→ **Exercise objective**
Rewrite the items below, switching each "x-tick-label" to "x-axis-tick-label" and leaving all other text unchanged.

(Dataset entries)
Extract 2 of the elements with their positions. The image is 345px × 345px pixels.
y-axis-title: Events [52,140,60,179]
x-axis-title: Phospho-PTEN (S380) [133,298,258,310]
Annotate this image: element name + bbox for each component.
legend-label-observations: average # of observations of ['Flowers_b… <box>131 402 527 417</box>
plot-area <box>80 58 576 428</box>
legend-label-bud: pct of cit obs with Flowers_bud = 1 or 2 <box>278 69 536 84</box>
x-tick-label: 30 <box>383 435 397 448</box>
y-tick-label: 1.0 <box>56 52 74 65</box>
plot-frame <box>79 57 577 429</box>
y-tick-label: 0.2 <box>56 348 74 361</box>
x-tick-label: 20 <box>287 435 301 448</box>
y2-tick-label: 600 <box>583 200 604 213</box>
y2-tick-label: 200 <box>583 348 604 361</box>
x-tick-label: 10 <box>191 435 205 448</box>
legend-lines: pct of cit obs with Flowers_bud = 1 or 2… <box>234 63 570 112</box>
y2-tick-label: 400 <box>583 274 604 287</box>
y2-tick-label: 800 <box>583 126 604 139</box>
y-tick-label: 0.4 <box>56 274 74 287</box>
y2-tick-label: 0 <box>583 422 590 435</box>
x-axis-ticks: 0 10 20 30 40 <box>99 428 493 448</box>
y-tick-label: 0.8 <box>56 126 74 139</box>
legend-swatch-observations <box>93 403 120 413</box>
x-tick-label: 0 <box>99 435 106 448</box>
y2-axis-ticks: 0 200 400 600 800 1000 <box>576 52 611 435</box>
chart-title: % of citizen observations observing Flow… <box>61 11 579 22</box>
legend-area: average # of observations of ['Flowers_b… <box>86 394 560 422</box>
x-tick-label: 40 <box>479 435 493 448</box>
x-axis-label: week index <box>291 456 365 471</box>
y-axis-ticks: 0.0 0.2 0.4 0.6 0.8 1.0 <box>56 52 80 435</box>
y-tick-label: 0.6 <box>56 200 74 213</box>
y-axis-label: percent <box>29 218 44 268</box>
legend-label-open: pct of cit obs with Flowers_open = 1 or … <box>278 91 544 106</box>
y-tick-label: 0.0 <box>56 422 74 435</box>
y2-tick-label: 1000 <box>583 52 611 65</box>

→ **Solution for this problem**
Extract 2 of the elements with their positions. The image is 345px × 345px pixels.
y-axis-title: Events [52,140,60,179]
x-axis-title: Phospho-PTEN (S380) [133,298,258,310]
Annotate this image: element name + bbox for each component.
legend-label-observations: average # of observations of ['Flowers_b… <box>131 402 527 417</box>
plot-area <box>80 58 576 428</box>
legend-label-bud: pct of cit obs with Flowers_bud = 1 or 2 <box>278 69 536 84</box>
x-axis-tick-label: 30 <box>383 435 397 448</box>
y-tick-label: 1.0 <box>56 52 74 65</box>
plot-frame <box>79 57 577 429</box>
y-tick-label: 0.2 <box>56 348 74 361</box>
x-axis-tick-label: 20 <box>287 435 301 448</box>
y2-tick-label: 600 <box>583 200 604 213</box>
y2-tick-label: 200 <box>583 348 604 361</box>
x-axis-tick-label: 10 <box>191 435 205 448</box>
legend-lines: pct of cit obs with Flowers_bud = 1 or 2… <box>234 63 570 112</box>
y2-tick-label: 400 <box>583 274 604 287</box>
y2-tick-label: 800 <box>583 126 604 139</box>
y-tick-label: 0.4 <box>56 274 74 287</box>
y2-tick-label: 0 <box>583 422 590 435</box>
x-axis-ticks: 0 10 20 30 40 <box>99 428 493 448</box>
y-tick-label: 0.8 <box>56 126 74 139</box>
legend-swatch-observations <box>93 403 120 413</box>
x-axis-tick-label: 0 <box>99 435 106 448</box>
y2-axis-ticks: 0 200 400 600 800 1000 <box>576 52 611 435</box>
chart-title: % of citizen observations observing Flow… <box>61 11 579 22</box>
legend-area: average # of observations of ['Flowers_b… <box>86 394 560 422</box>
x-axis-tick-label: 40 <box>479 435 493 448</box>
x-axis-label: week index <box>291 456 365 471</box>
y-axis-ticks: 0.0 0.2 0.4 0.6 0.8 1.0 <box>56 52 80 435</box>
y-tick-label: 0.6 <box>56 200 74 213</box>
y-axis-label: percent <box>29 218 44 268</box>
legend-label-open: pct of cit obs with Flowers_open = 1 or … <box>278 91 544 106</box>
y-tick-label: 0.0 <box>56 422 74 435</box>
y2-tick-label: 1000 <box>583 52 611 65</box>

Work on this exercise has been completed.